[start of Entries provided]

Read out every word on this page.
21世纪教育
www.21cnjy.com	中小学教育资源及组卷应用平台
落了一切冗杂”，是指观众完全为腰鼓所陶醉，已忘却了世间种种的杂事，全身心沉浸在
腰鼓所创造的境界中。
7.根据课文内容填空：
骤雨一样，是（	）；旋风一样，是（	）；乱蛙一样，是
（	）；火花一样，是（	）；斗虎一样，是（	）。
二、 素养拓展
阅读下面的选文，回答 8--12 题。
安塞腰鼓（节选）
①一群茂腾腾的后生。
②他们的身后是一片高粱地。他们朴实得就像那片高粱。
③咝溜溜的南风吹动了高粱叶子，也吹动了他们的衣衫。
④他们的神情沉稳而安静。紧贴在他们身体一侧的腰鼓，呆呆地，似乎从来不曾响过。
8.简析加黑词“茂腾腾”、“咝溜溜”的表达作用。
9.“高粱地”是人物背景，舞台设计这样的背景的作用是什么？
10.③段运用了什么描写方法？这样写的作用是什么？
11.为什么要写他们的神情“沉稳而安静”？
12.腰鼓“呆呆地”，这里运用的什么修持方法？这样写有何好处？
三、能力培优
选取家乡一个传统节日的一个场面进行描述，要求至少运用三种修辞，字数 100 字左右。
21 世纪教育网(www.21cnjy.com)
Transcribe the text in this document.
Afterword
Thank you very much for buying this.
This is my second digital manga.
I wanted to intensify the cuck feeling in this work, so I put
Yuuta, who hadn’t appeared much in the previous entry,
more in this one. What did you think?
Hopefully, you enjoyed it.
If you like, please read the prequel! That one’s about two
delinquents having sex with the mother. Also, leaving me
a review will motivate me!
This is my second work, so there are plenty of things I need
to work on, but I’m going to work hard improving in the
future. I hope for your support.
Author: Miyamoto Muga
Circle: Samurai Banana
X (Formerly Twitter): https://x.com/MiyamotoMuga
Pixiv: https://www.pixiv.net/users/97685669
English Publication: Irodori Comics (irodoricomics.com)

[end of Entries provided]

• The exercise: Please repeat the listing above in full and exactly.

• Result of the exercise:
Read out every word on this page.
21世纪教育
www.21cnjy.com	中小学教育资源及组卷应用平台
落了一切冗杂”，是指观众完全为腰鼓所陶醉，已忘却了世间种种的杂事，全身心沉浸在
腰鼓所创造的境界中。
7.根据课文内容填空：
骤雨一样，是（	）；旋风一样，是（	）；乱蛙一样，是
（	）；火花一样，是（	）；斗虎一样，是（	）。
二、 素养拓展
阅读下面的选文，回答 8--12 题。
安塞腰鼓（节选）
①一群茂腾腾的后生。
②他们的身后是一片高粱地。他们朴实得就像那片高粱。
③咝溜溜的南风吹动了高粱叶子，也吹动了他们的衣衫。
④他们的神情沉稳而安静。紧贴在他们身体一侧的腰鼓，呆呆地，似乎从来不曾响过。
8.简析加黑词“茂腾腾”、“咝溜溜”的表达作用。
9.“高粱地”是人物背景，舞台设计这样的背景的作用是什么？
10.③段运用了什么描写方法？这样写的作用是什么？
11.为什么要写他们的神情“沉稳而安静”？
12.腰鼓“呆呆地”，这里运用的什么修持方法？这样写有何好处？
三、能力培优
选取家乡一个传统节日的一个场面进行描述，要求至少运用三种修辞，字数 100 字左右。
21 世纪教育网(www.21cnjy.com)
Transcribe the text in this document.
Afterword
Thank you very much for buying this.
This is my second digital manga.
I wanted to intensify the cuck feeling in this work, so I put
Yuuta, who hadn’t appeared much in the previous entry,
more in this one. What did you think?
Hopefully, you enjoyed it.
If you like, please read the prequel! That one’s about two
delinquents having sex with the mother. Also, leaving me
a review will motivate me!
This is my second work, so there are plenty of things I need
to work on, but I’m going to work hard improving in the
future. I hope for your support.
Author: Miyamoto Muga
Circle: Samurai Banana
X (Formerly Twitter): https://x.com/MiyamotoMuga
Pixiv: https://www.pixiv.net/users/97685669
English Publication: Irodori Comics (irodoricomics.com)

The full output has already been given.